*Do this*:
Identify the line in which "Extract all readable text from this page." appears, then reproduce that line and all remaining lines of the records word for word.

*Information supplied*:
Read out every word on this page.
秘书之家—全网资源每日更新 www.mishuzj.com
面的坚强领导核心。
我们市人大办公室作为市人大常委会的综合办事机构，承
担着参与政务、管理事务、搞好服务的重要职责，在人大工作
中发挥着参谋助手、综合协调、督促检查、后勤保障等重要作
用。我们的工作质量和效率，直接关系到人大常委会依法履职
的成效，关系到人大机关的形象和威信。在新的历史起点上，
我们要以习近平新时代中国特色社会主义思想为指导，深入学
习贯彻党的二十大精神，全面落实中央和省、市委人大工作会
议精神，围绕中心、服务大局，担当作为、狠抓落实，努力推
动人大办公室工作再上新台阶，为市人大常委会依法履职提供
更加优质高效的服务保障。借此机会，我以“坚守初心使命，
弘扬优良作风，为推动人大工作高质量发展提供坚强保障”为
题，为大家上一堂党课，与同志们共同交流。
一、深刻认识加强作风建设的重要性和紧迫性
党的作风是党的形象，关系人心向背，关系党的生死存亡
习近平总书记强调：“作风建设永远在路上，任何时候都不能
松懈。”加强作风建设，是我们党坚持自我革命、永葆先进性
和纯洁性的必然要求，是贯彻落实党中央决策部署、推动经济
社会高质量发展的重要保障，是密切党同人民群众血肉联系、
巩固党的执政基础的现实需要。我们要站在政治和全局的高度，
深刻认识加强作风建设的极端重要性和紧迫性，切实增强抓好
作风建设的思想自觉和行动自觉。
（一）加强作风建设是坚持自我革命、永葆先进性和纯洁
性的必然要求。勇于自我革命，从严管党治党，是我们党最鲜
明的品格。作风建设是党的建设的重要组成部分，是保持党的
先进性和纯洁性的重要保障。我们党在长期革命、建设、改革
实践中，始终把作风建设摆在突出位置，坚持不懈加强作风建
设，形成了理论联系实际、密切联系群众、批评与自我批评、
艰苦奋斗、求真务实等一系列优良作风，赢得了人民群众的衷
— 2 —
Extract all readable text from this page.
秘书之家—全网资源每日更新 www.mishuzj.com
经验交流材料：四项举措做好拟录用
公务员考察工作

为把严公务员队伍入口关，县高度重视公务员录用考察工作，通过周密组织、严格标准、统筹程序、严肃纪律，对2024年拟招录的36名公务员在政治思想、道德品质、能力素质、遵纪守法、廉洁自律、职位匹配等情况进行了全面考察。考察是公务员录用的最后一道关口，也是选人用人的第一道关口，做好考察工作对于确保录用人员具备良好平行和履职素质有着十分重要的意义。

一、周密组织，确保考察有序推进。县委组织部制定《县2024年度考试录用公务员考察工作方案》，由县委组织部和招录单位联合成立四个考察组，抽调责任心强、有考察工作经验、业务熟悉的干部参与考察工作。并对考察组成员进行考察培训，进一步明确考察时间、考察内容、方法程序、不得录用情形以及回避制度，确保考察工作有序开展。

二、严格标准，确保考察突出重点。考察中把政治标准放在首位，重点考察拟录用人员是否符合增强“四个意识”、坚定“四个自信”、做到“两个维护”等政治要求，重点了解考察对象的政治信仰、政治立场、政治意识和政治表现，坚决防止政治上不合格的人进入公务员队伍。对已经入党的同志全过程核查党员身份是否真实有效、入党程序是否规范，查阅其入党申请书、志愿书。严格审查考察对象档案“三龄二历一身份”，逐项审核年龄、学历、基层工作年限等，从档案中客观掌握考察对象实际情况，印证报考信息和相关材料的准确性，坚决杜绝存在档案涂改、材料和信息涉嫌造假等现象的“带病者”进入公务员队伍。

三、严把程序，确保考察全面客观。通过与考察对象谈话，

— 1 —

*Answer for the task*:
Extract all readable text from this page.
秘书之家—全网资源每日更新 www.mishuzj.com
经验交流材料：四项举措做好拟录用
公务员考察工作

为把严公务员队伍入口关，县高度重视公务员录用考察工作，通过周密组织、严格标准、统筹程序、严肃纪律，对2024年拟招录的36名公务员在政治思想、道德品质、能力素质、遵纪守法、廉洁自律、职位匹配等情况进行了全面考察。考察是公务员录用的最后一道关口，也是选人用人的第一道关口，做好考察工作对于确保录用人员具备良好平行和履职素质有着十分重要的意义。

一、周密组织，确保考察有序推进。县委组织部制定《县2024年度考试录用公务员考察工作方案》，由县委组织部和招录单位联合成立四个考察组，抽调责任心强、有考察工作经验、业务熟悉的干部参与考察工作。并对考察组成员进行考察培训，进一步明确考察时间、考察内容、方法程序、不得录用情形以及回避制度，确保考察工作有序开展。

二、严格标准，确保考察突出重点。考察中把政治标准放在首位，重点考察拟录用人员是否符合增强“四个意识”、坚定“四个自信”、做到“两个维护”等政治要求，重点了解考察对象的政治信仰、政治立场、政治意识和政治表现，坚决防止政治上不合格的人进入公务员队伍。对已经入党的同志全过程核查党员身份是否真实有效、入党程序是否规范，查阅其入党申请书、志愿书。严格审查考察对象档案“三龄二历一身份”，逐项审核年龄、学历、基层工作年限等，从档案中客观掌握考察对象实际情况，印证报考信息和相关材料的准确性，坚决杜绝存在档案涂改、材料和信息涉嫌造假等现象的“带病者”进入公务员队伍。

三、严把程序，确保考察全面客观。通过与考察对象谈话，

— 1 —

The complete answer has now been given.